#### [Task statement]
Using the data below, copy every line that contains the word "output".

#### [Excerpts from a figure dataset]

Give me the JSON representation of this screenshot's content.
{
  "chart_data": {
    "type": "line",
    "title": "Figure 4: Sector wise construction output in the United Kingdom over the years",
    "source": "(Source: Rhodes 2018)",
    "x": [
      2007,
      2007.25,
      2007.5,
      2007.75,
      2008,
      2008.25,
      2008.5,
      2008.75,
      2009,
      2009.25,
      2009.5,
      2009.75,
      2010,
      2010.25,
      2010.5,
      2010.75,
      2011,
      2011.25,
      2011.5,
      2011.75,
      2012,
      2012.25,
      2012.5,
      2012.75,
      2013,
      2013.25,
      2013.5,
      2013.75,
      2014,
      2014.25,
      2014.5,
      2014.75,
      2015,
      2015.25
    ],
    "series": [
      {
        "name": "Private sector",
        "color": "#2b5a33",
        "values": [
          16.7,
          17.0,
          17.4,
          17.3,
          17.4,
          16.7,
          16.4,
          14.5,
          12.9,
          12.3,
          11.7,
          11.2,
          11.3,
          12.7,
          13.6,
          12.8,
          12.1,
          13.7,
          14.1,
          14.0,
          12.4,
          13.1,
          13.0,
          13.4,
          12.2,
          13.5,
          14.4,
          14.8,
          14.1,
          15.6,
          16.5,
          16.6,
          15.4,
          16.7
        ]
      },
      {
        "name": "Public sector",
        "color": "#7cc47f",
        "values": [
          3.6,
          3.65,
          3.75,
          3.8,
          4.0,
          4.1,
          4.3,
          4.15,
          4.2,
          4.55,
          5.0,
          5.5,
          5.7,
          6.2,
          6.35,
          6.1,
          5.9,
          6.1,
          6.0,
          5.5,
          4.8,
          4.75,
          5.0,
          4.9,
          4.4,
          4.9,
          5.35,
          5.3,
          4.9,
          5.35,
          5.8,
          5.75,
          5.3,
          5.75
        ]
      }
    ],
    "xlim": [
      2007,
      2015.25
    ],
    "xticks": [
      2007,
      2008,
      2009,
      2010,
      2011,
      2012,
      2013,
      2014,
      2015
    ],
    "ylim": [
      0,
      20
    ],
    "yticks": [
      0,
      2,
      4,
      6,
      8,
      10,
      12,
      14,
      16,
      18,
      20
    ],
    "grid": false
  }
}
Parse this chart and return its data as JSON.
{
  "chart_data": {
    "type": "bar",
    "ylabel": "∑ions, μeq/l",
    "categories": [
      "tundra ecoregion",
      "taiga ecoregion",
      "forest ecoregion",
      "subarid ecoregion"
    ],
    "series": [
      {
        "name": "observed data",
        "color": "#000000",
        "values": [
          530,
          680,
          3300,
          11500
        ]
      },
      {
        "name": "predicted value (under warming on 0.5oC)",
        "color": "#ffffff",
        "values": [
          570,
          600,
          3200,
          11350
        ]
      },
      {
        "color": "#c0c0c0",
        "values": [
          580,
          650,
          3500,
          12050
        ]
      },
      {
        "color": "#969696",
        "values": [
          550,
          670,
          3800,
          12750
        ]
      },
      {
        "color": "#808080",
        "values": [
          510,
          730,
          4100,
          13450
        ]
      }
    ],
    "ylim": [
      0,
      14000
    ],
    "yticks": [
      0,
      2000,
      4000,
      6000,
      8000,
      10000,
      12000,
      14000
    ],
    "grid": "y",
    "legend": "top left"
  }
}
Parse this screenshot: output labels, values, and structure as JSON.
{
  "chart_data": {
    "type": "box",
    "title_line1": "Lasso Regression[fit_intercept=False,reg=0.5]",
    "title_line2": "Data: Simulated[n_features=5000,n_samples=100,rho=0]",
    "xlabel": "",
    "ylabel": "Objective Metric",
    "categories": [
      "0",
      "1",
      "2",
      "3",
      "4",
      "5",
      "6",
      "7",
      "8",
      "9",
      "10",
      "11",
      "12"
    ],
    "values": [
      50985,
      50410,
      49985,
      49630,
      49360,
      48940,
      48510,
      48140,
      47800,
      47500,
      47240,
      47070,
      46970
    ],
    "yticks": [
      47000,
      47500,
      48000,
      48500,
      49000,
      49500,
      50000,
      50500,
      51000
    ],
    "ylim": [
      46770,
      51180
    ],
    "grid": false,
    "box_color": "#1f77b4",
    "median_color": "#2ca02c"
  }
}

#### [Task answer]
    "title": "Figure 4: Sector wise construction output in the United Kingdom over the years",
Parse this screenshot: output labels, values, and structure as JSON.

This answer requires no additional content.